— Begin DATA TO USE —

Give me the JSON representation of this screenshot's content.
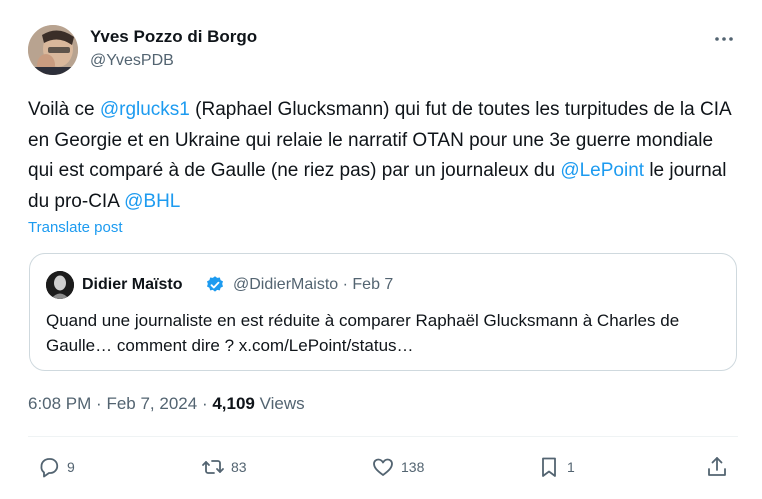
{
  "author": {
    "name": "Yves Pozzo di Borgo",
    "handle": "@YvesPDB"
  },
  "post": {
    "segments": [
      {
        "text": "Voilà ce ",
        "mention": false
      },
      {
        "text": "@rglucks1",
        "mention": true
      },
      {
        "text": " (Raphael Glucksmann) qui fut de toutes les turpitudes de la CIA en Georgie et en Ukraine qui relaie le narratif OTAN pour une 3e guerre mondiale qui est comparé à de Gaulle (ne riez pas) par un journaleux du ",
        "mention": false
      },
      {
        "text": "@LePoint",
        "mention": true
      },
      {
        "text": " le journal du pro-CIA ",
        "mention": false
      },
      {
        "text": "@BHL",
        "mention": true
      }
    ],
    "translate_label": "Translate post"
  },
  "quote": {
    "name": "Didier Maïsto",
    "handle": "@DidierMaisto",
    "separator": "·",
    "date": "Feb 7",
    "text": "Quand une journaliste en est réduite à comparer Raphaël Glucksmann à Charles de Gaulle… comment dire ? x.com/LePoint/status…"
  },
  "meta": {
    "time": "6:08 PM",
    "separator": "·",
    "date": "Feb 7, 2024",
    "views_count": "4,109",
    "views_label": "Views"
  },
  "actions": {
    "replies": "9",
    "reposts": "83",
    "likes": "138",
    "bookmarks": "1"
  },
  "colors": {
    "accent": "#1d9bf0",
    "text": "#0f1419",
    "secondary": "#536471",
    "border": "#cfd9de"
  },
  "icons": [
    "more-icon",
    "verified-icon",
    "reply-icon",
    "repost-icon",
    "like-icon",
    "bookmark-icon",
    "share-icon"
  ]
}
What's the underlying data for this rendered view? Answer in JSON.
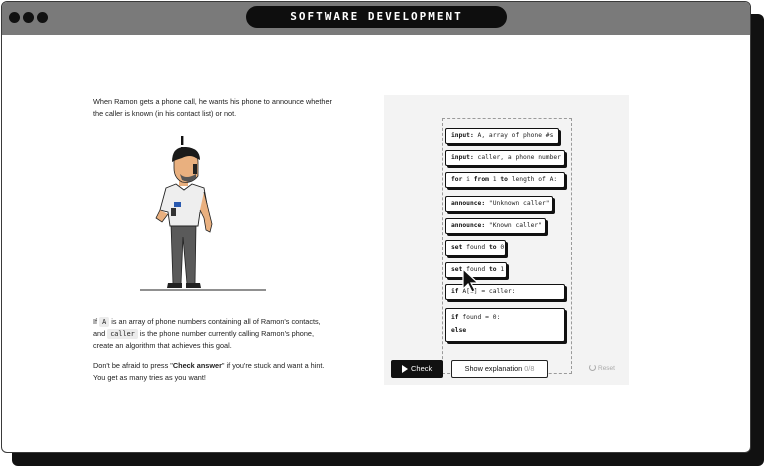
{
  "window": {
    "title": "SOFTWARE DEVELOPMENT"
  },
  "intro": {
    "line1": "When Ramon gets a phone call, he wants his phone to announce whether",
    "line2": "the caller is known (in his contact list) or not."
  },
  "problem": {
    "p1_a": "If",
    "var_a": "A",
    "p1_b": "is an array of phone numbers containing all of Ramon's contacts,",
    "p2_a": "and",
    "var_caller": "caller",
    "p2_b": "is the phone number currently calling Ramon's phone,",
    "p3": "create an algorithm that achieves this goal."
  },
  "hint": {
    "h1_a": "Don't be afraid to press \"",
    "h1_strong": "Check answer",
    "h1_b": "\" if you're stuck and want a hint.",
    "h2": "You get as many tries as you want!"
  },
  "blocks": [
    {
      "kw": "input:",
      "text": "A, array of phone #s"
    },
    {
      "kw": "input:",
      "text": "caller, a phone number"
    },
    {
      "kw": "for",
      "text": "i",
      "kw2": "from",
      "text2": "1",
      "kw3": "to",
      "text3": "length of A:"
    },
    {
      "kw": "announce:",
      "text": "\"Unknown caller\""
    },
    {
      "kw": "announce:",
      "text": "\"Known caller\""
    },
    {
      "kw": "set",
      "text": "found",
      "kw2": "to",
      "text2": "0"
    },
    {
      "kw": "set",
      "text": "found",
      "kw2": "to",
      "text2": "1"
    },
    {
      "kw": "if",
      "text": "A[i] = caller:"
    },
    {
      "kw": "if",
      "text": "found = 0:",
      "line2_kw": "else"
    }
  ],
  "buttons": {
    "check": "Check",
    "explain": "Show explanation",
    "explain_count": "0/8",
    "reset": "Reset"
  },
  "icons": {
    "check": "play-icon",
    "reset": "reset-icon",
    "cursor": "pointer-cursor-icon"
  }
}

— End DATA TO USE —

*TASK GOAL:*
Report only how many lines of the listing hold the word "this".

*THE ANSWER:*
3